◆ AIM OF THE TASK
Locate the lines of the listing below that hold "this", then copy each of them.
>> START DATA PROVIDED
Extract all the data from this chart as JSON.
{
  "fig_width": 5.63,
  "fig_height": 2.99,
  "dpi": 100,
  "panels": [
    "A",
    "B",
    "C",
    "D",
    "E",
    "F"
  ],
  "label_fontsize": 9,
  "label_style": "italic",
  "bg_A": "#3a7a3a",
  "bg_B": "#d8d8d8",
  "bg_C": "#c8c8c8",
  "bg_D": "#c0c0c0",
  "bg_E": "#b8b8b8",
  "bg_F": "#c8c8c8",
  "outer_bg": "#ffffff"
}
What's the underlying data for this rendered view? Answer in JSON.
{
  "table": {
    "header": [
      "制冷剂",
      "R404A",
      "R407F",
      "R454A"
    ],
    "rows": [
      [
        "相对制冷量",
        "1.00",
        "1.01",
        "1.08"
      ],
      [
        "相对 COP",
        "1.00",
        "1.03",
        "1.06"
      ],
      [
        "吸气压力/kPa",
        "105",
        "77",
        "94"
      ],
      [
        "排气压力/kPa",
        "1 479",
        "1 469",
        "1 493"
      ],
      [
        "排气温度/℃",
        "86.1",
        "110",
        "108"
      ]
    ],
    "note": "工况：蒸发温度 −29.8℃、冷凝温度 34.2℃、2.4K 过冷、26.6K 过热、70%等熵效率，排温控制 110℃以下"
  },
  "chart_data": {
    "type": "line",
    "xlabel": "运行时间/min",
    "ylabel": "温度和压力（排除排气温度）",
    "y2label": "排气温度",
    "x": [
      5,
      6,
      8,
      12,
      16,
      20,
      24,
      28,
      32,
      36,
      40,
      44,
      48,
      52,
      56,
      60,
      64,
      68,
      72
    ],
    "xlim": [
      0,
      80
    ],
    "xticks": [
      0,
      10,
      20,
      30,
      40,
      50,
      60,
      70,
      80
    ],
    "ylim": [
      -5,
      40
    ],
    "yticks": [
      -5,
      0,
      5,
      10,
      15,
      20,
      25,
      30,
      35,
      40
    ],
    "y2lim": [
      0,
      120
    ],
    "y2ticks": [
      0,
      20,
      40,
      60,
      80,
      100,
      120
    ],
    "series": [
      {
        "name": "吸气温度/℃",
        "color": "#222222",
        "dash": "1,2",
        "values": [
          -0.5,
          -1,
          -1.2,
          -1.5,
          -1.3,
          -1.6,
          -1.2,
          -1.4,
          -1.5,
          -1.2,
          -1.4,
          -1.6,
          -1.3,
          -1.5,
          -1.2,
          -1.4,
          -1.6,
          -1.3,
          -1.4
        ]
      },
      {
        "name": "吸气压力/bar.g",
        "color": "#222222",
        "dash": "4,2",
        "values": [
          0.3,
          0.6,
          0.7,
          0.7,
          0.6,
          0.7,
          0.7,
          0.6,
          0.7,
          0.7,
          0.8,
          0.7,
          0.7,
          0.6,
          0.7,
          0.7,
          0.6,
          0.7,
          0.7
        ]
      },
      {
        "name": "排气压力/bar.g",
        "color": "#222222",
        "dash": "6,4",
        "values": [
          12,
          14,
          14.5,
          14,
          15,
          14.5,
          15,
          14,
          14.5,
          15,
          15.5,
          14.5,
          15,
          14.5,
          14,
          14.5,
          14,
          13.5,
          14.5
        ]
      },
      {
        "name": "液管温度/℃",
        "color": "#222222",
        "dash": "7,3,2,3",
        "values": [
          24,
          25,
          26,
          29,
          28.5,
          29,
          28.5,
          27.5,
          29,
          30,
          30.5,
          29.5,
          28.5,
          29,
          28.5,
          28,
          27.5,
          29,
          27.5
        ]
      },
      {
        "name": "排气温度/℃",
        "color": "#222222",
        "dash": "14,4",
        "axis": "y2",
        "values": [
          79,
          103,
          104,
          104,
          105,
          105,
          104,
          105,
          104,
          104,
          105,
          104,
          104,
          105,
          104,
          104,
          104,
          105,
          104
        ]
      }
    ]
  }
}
>> END DATA PROVIDED
◆ ANSWER TO THE PROBLEM
Extract all the data from this chart as JSON.
What's the underlying data for this rendered view? Answer in JSON.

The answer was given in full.